>> Begin GIVEN RECORDS
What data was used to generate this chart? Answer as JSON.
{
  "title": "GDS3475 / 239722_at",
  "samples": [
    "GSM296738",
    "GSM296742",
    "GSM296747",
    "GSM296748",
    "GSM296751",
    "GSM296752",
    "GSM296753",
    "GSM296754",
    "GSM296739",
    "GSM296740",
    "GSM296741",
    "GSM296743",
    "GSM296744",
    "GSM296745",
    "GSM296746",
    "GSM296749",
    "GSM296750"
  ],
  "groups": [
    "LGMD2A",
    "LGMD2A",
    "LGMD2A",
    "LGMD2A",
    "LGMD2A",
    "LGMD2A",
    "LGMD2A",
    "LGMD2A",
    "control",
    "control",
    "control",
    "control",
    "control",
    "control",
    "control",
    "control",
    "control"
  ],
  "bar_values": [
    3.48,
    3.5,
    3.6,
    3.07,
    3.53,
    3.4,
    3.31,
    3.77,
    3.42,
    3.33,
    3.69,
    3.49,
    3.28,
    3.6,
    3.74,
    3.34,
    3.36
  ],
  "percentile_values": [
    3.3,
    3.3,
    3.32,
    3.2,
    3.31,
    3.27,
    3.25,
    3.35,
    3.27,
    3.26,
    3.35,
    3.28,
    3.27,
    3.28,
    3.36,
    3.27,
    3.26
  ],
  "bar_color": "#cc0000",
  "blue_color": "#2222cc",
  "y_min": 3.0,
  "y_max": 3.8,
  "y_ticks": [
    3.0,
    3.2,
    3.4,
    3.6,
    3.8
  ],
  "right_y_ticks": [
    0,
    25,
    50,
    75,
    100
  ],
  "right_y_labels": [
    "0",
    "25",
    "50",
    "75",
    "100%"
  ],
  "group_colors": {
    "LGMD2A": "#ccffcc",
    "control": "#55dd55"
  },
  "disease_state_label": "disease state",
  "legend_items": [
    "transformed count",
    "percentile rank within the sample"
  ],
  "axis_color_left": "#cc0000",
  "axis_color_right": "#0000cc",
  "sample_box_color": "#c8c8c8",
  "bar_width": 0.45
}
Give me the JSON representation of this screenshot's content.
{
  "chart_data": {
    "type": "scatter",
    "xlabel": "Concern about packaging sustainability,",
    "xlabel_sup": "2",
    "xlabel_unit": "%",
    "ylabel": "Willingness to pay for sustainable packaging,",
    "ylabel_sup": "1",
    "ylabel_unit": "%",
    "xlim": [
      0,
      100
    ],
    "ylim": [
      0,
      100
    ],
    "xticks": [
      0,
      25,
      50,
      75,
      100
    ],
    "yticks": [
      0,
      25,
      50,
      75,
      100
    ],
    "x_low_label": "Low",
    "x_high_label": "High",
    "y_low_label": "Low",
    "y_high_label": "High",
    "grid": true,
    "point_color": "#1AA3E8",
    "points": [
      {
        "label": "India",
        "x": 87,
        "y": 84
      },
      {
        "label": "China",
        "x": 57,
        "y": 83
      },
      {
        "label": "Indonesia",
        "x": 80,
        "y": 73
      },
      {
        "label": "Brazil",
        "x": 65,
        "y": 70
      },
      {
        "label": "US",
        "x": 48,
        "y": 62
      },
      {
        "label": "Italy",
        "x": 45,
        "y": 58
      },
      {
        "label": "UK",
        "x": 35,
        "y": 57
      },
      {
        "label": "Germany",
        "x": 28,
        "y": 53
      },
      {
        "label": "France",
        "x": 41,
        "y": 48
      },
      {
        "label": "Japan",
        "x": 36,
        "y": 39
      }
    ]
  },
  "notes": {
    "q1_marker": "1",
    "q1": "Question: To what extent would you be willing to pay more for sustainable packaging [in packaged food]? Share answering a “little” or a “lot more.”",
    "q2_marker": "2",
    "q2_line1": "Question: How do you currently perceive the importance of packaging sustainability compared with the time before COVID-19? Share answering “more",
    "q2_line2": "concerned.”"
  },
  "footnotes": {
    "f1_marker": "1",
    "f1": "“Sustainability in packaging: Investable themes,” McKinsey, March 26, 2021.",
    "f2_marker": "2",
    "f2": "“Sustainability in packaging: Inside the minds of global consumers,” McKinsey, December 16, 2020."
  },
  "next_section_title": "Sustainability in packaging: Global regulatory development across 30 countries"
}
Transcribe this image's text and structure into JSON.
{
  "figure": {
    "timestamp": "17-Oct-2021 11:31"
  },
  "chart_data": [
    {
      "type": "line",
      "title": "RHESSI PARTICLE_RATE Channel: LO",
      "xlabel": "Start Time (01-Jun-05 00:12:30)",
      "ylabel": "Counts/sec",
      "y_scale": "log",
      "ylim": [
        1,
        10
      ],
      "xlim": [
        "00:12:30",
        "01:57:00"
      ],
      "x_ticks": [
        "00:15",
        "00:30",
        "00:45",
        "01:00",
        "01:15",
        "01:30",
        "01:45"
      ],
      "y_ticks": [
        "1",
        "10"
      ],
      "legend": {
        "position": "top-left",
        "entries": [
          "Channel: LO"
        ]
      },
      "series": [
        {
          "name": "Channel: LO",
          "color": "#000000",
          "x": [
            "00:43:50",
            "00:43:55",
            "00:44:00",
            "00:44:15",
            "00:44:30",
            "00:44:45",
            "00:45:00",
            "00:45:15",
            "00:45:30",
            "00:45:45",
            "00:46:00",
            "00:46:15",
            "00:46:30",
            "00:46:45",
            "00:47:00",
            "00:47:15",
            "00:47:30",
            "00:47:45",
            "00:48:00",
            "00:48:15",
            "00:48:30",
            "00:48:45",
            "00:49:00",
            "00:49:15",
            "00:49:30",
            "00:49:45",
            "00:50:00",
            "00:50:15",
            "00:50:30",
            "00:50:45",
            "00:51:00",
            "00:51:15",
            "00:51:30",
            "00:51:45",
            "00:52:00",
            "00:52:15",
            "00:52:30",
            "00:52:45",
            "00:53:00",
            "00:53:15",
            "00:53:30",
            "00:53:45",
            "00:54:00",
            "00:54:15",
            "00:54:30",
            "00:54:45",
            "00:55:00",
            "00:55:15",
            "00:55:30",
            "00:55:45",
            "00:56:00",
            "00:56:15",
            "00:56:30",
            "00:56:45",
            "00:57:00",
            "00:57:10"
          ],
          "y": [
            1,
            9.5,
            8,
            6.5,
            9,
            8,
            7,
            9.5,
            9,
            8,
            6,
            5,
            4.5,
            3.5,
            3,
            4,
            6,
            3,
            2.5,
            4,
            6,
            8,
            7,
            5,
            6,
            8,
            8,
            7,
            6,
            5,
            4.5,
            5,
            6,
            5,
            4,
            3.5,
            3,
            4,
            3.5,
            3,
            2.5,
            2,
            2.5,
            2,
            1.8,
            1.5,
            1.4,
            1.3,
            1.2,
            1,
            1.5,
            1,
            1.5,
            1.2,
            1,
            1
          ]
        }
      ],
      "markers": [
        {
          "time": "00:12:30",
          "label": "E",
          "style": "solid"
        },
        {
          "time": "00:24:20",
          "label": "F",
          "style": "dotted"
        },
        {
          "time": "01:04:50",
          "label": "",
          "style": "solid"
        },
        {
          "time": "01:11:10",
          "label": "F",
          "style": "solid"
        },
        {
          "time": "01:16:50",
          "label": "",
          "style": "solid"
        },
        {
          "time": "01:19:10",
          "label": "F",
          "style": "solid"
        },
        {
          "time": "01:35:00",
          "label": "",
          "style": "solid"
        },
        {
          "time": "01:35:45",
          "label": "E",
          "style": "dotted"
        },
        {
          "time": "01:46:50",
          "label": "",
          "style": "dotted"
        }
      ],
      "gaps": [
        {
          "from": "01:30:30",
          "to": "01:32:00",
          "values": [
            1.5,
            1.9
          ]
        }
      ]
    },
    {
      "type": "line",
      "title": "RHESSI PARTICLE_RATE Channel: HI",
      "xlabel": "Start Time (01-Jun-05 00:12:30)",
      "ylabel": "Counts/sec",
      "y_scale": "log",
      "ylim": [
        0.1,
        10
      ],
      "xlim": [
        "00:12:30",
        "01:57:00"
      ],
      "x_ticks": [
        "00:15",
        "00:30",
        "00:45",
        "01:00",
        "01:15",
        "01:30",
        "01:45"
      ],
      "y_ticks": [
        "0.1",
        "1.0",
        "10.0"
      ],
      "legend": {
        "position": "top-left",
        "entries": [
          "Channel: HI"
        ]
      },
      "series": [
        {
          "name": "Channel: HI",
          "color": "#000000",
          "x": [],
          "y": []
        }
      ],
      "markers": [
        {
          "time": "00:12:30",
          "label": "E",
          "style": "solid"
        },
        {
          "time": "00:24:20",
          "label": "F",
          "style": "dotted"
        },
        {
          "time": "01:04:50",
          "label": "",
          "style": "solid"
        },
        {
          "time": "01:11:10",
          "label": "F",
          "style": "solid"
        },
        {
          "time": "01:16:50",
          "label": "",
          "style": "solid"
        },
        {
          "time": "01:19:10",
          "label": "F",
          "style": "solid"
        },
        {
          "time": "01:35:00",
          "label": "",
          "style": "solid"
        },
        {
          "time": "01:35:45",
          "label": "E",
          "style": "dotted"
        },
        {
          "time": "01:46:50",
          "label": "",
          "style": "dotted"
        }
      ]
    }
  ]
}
>> End GIVEN RECORDS
> _REQUEST_:
From the records given above, copy all lines containing "packaging".

> _WRITTEN RESPONSE_:
    "xlabel": "Concern about packaging sustainability,",
    "ylabel": "Willingness to pay for sustainable packaging,",
    "q1": "Question: To what extent would you be willing to pay more for sustainable packaging [in packaged food]? Share answering a “little” or a “lot more.”",
    "q2_line1": "Question: How do you currently perceive the importance of packaging sustainability compared with the time before COVID-19? Share answering “more",
    "f1": "“Sustainability in packaging: Investable themes,” McKinsey, March 26, 2021.",
    "f2": "“Sustainability in packaging: Inside the minds of global consumers,” McKinsey, December 16, 2020."
  "next_section_title": "Sustainability in packaging: Global regulatory development across 30 countries"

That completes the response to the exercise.